(DATASET RECORDS)
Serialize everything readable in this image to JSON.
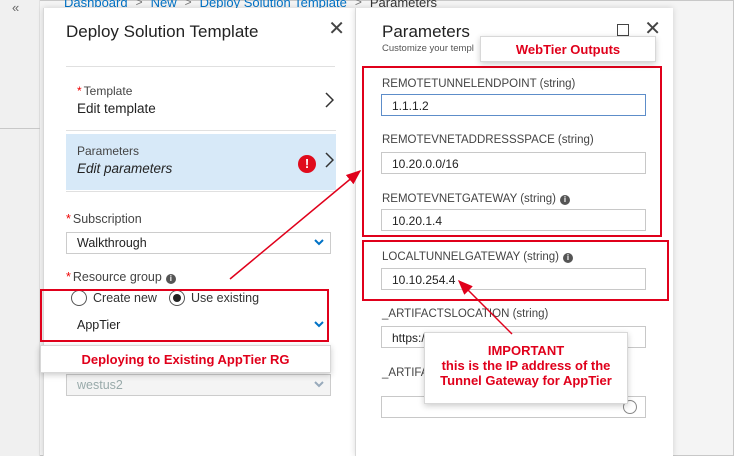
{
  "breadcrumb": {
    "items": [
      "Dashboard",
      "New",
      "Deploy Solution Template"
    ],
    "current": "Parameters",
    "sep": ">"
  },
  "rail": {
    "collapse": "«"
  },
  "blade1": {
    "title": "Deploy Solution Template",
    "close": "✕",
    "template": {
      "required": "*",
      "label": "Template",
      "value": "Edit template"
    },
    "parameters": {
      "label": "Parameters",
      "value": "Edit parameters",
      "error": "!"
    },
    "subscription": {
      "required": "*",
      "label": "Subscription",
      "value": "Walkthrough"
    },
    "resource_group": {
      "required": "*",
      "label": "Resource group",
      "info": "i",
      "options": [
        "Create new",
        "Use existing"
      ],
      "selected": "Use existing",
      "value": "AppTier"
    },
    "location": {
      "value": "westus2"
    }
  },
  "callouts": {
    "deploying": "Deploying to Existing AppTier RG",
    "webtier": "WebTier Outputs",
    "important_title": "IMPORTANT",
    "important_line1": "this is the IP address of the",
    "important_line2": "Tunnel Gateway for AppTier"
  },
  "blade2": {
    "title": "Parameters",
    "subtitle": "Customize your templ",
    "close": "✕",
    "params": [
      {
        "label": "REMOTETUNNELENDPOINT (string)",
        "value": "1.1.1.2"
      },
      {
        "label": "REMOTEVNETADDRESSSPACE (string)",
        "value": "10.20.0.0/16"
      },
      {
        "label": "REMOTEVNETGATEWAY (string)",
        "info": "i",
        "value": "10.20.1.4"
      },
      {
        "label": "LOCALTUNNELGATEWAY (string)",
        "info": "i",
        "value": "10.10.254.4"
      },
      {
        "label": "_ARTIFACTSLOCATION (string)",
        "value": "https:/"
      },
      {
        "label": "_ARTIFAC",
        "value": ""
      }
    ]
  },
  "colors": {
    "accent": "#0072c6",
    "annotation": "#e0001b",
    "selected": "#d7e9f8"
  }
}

==

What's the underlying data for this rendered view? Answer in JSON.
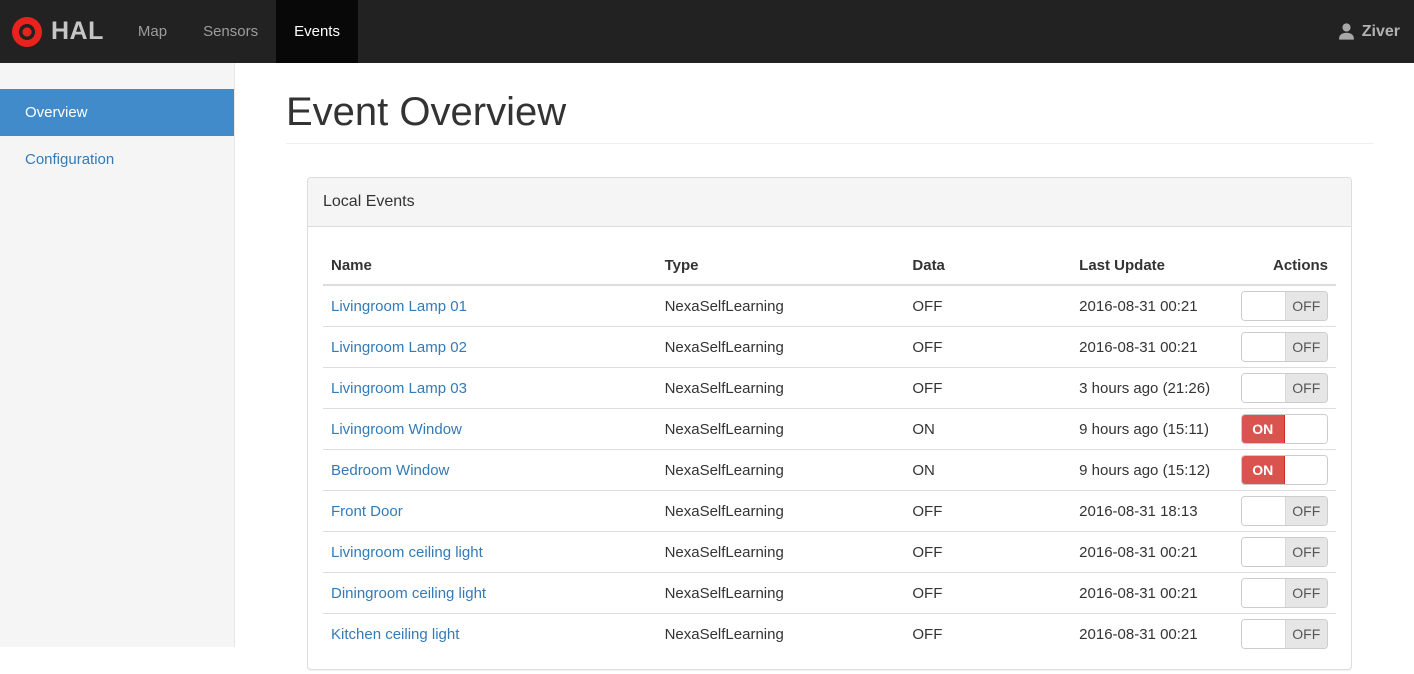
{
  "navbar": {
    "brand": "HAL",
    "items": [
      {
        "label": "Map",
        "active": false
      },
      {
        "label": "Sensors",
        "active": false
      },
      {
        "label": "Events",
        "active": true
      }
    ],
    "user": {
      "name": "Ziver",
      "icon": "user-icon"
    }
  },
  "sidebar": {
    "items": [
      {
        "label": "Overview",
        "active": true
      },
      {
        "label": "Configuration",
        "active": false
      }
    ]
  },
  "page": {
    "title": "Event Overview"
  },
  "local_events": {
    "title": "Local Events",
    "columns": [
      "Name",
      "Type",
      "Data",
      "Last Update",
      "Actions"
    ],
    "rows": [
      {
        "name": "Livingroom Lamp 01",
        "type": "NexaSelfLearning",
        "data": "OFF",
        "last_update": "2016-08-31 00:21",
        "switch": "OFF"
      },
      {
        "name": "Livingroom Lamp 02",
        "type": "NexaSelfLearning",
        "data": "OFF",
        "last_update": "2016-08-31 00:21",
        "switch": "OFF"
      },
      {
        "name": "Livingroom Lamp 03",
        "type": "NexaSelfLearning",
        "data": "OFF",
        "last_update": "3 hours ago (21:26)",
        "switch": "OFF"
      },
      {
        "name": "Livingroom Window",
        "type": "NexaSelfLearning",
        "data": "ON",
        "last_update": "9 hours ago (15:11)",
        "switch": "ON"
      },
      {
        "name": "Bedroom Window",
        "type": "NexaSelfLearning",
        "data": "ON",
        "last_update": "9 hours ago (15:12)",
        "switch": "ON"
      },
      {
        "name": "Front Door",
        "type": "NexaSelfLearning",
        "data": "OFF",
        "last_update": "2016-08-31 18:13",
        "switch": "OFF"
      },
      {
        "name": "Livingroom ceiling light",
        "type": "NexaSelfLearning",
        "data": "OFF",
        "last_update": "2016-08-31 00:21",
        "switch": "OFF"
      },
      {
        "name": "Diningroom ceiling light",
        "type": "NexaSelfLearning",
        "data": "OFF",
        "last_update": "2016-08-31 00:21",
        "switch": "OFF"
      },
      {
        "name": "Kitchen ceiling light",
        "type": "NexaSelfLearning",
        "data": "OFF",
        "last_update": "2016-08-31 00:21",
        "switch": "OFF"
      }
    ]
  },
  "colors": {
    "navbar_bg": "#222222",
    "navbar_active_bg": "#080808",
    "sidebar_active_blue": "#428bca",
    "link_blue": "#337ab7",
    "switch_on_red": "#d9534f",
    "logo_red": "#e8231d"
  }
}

--

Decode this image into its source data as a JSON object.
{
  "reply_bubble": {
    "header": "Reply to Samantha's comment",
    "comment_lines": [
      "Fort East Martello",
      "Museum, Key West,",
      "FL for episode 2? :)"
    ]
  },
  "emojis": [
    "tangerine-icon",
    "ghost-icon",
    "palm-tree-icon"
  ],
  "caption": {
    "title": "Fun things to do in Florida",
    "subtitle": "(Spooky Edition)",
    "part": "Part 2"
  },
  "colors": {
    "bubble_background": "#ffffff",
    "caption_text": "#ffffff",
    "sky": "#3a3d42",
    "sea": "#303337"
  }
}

(THE PROBLEM)
Say how many lines include the word "JSON"; reply with the number alone.

(RESULT OF THIS EXERCISE)
3